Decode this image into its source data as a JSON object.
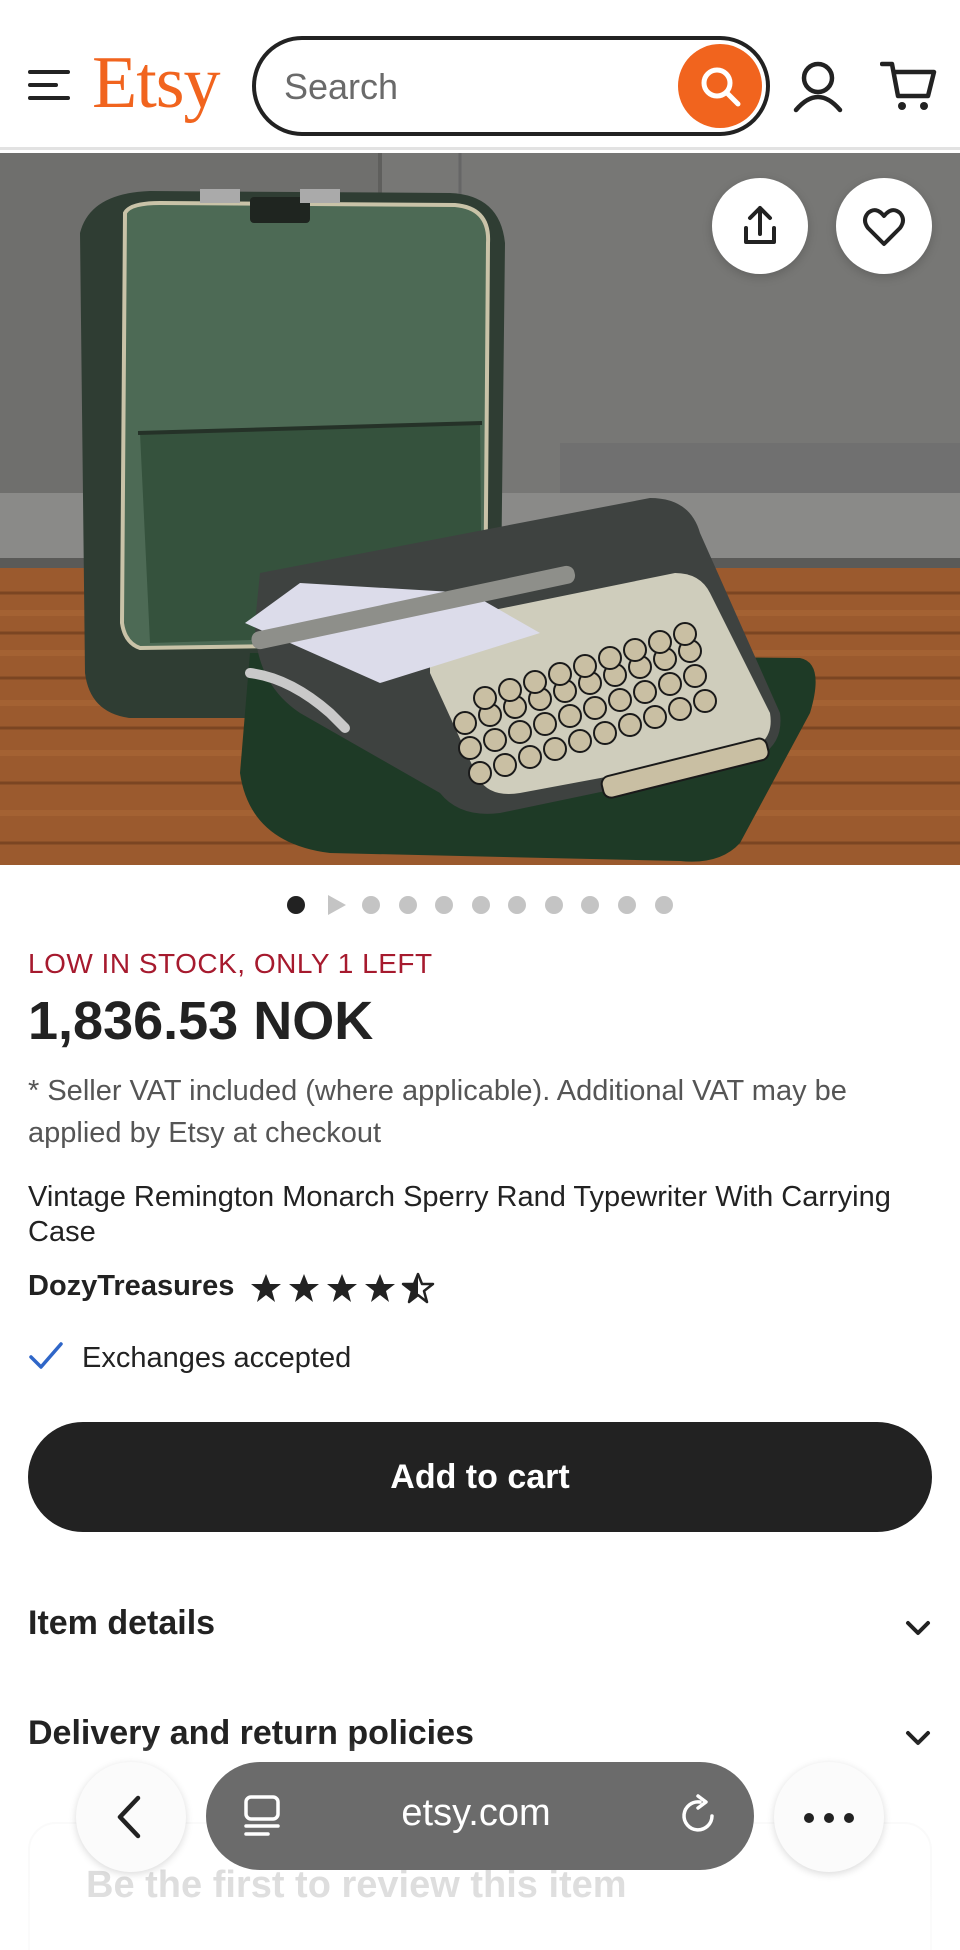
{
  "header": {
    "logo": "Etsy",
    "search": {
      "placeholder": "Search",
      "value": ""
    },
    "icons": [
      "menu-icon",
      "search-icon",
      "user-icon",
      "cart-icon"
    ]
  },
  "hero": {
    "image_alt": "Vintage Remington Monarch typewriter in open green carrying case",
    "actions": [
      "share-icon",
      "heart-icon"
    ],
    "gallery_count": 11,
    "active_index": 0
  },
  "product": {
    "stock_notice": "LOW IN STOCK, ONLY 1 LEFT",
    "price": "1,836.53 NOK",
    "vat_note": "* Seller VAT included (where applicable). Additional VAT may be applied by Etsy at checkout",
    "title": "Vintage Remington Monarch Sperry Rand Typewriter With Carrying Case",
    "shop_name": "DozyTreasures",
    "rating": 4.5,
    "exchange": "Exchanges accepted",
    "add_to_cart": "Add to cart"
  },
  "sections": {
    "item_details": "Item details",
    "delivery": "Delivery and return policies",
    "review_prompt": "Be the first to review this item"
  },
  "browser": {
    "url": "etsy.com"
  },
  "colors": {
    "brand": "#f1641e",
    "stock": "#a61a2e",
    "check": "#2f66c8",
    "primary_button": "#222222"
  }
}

=-=-=

= Problem =
Would you mind returning each entry above word for word, skipping the images?

= Answer =
Decode this image into its source data as a JSON object.
{
  "header": {
    "logo": "Etsy",
    "search": {
      "placeholder": "Search",
      "value": ""
    },
    "icons": [
      "menu-icon",
      "search-icon",
      "user-icon",
      "cart-icon"
    ]
  },
  "hero": {
    "image_alt": "Vintage Remington Monarch typewriter in open green carrying case",
    "actions": [
      "share-icon",
      "heart-icon"
    ],
    "gallery_count": 11,
    "active_index": 0
  },
  "product": {
    "stock_notice": "LOW IN STOCK, ONLY 1 LEFT",
    "price": "1,836.53 NOK",
    "vat_note": "* Seller VAT included (where applicable). Additional VAT may be applied by Etsy at checkout",
    "title": "Vintage Remington Monarch Sperry Rand Typewriter With Carrying Case",
    "shop_name": "DozyTreasures",
    "rating": 4.5,
    "exchange": "Exchanges accepted",
    "add_to_cart": "Add to cart"
  },
  "sections": {
    "item_details": "Item details",
    "delivery": "Delivery and return policies",
    "review_prompt": "Be the first to review this item"
  },
  "browser": {
    "url": "etsy.com"
  },
  "colors": {
    "brand": "#f1641e",
    "stock": "#a61a2e",
    "check": "#2f66c8",
    "primary_button": "#222222"
  }
}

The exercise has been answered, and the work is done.